> [PROBLEM]:
Every record should be copied exactly, except that pictures are to be omitted.

> [GIVEN INFORMATION]:

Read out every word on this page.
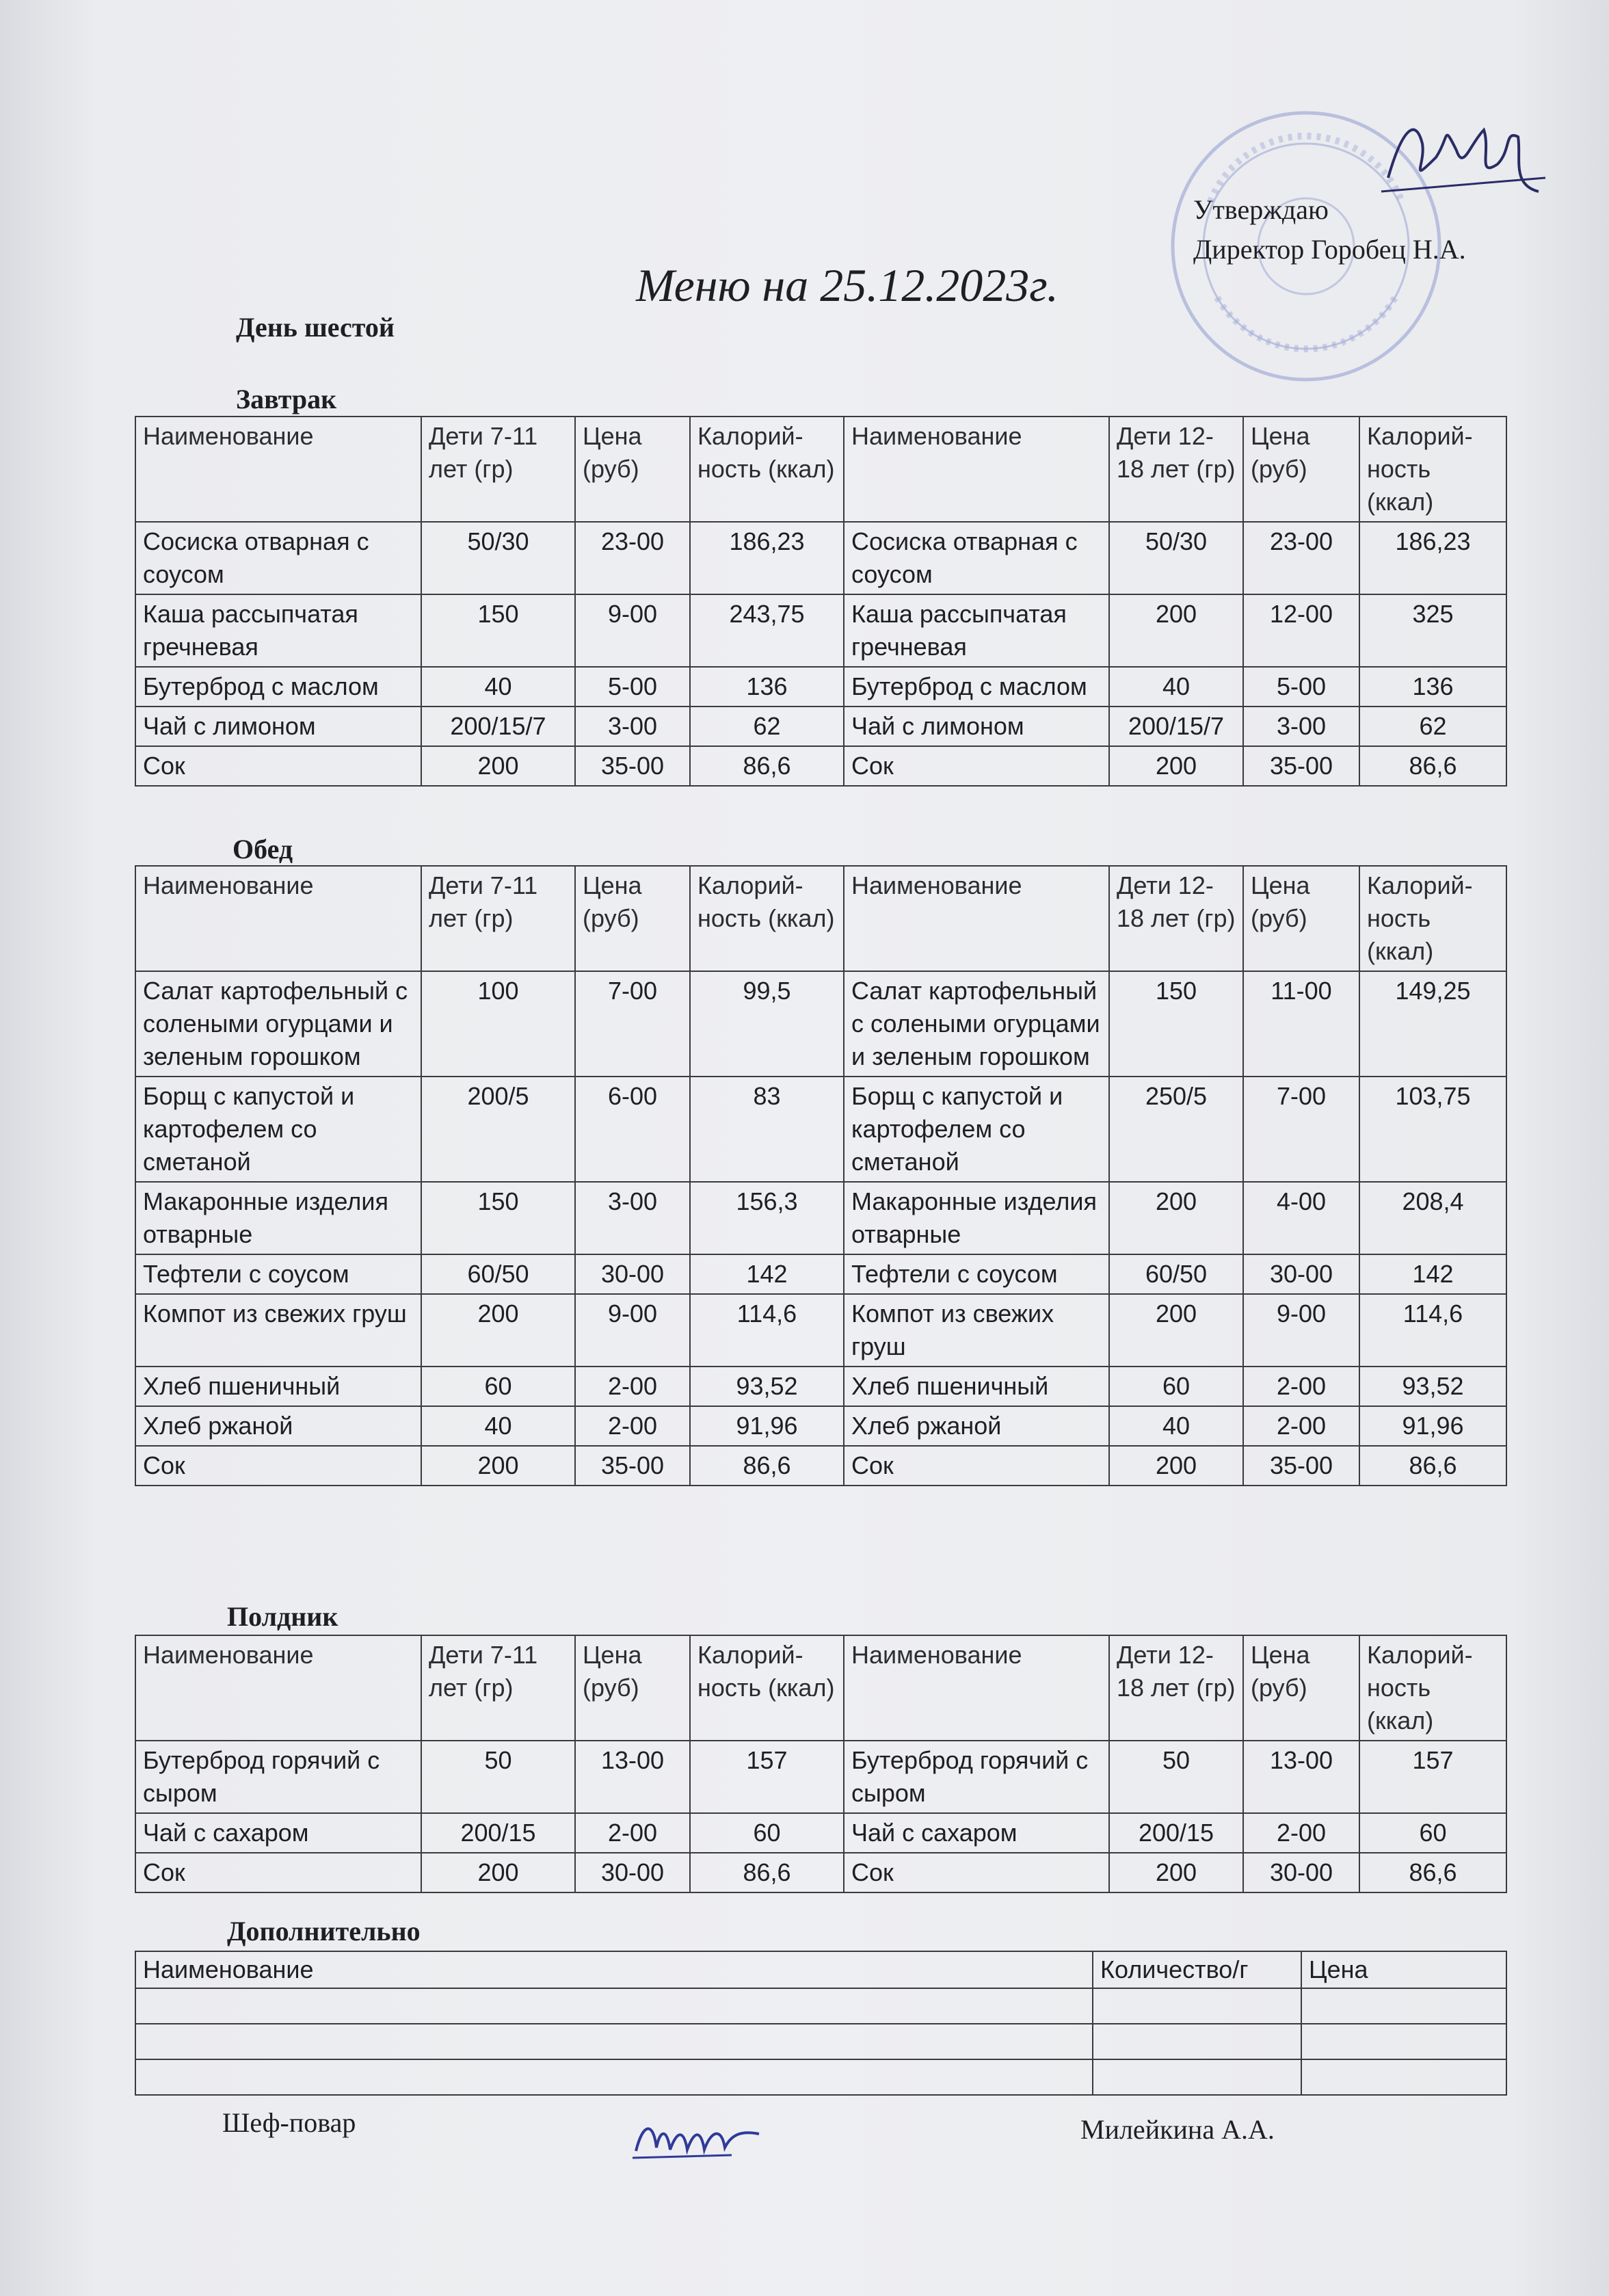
Утверждаю
Директор Горобец Н.А.
Меню на 25.12.2023г.
День шестой
Завтрак
Наименование	Дети 7-11 лет (гр)	Цена (руб)	Калорий-ность (ккал)	Наименование	Дети 12-18 лет (гр)	Цена (руб)	Калорий-ность (ккал)
Сосиска отварная с соусом	50/30	23-00	186,23	Сосиска отварная с соусом	50/30	23-00	186,23
Каша рассыпчатая гречневая	150	9-00	243,75	Каша рассыпчатая гречневая	200	12-00	325
Бутерброд с маслом	40	5-00	136	Бутерброд с маслом	40	5-00	136
Чай с лимоном	200/15/7	3-00	62	Чай с лимоном	200/15/7	3-00	62
Сок	200	35-00	86,6	Сок	200	35-00	86,6
Обед
Наименование	Дети 7-11 лет (гр)	Цена (руб)	Калорий-ность (ккал)	Наименование	Дети 12-18 лет (гр)	Цена (руб)	Калорий-ность (ккал)
Салат картофельный с солеными огурцами и зеленым горошком	100	7-00	99,5	Салат картофельный с солеными огурцами и зеленым горошком	150	11-00	149,25
Борщ с капустой и картофелем со сметаной	200/5	6-00	83	Борщ с капустой и картофелем со сметаной	250/5	7-00	103,75
Макаронные изделия отварные	150	3-00	156,3	Макаронные изделия отварные	200	4-00	208,4
Тефтели с соусом	60/50	30-00	142	Тефтели с соусом	60/50	30-00	142
Компот из свежих груш	200	9-00	114,6	Компот из свежих груш	200	9-00	114,6
Хлеб пшеничный	60	2-00	93,52	Хлеб пшеничный	60	2-00	93,52
Хлеб ржаной	40	2-00	91,96	Хлеб ржаной	40	2-00	91,96
Сок	200	35-00	86,6	Сок	200	35-00	86,6
Полдник
Наименование	Дети 7-11 лет (гр)	Цена (руб)	Калорий-ность (ккал)	Наименование	Дети 12-18 лет (гр)	Цена (руб)	Калорий-ность (ккал)
Бутерброд горячий с сыром	50	13-00	157	Бутерброд горячий с сыром	50	13-00	157
Чай с сахаром	200/15	2-00	60	Чай с сахаром	200/15	2-00	60
Сок	200	30-00	86,6	Сок	200	30-00	86,6
Дополнительно
Наименование	Количество/г	Цена

Шеф-повар	Милейкина А.А.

> [WRITTEN RESPONSE]:
Read out every word on this page.
Утверждаю
Директор Горобец Н.А.
Меню на 25.12.2023г.
День шестой
Завтрак
Наименование	Дети 7-11 лет (гр)	Цена (руб)	Калорий-ность (ккал)	Наименование	Дети 12-18 лет (гр)	Цена (руб)	Калорий-ность (ккал)
Сосиска отварная с соусом	50/30	23-00	186,23	Сосиска отварная с соусом	50/30	23-00	186,23
Каша рассыпчатая гречневая	150	9-00	243,75	Каша рассыпчатая гречневая	200	12-00	325
Бутерброд с маслом	40	5-00	136	Бутерброд с маслом	40	5-00	136
Чай с лимоном	200/15/7	3-00	62	Чай с лимоном	200/15/7	3-00	62
Сок	200	35-00	86,6	Сок	200	35-00	86,6
Обед
Наименование	Дети 7-11 лет (гр)	Цена (руб)	Калорий-ность (ккал)	Наименование	Дети 12-18 лет (гр)	Цена (руб)	Калорий-ность (ккал)
Салат картофельный с солеными огурцами и зеленым горошком	100	7-00	99,5	Салат картофельный с солеными огурцами и зеленым горошком	150	11-00	149,25
Борщ с капустой и картофелем со сметаной	200/5	6-00	83	Борщ с капустой и картофелем со сметаной	250/5	7-00	103,75
Макаронные изделия отварные	150	3-00	156,3	Макаронные изделия отварные	200	4-00	208,4
Тефтели с соусом	60/50	30-00	142	Тефтели с соусом	60/50	30-00	142
Компот из свежих груш	200	9-00	114,6	Компот из свежих груш	200	9-00	114,6
Хлеб пшеничный	60	2-00	93,52	Хлеб пшеничный	60	2-00	93,52
Хлеб ржаной	40	2-00	91,96	Хлеб ржаной	40	2-00	91,96
Сок	200	35-00	86,6	Сок	200	35-00	86,6
Полдник
Наименование	Дети 7-11 лет (гр)	Цена (руб)	Калорий-ность (ккал)	Наименование	Дети 12-18 лет (гр)	Цена (руб)	Калорий-ность (ккал)
Бутерброд горячий с сыром	50	13-00	157	Бутерброд горячий с сыром	50	13-00	157
Чай с сахаром	200/15	2-00	60	Чай с сахаром	200/15	2-00	60
Сок	200	30-00	86,6	Сок	200	30-00	86,6
Дополнительно
Наименование	Количество/г	Цена

Шеф-повар	Милейкина А.А.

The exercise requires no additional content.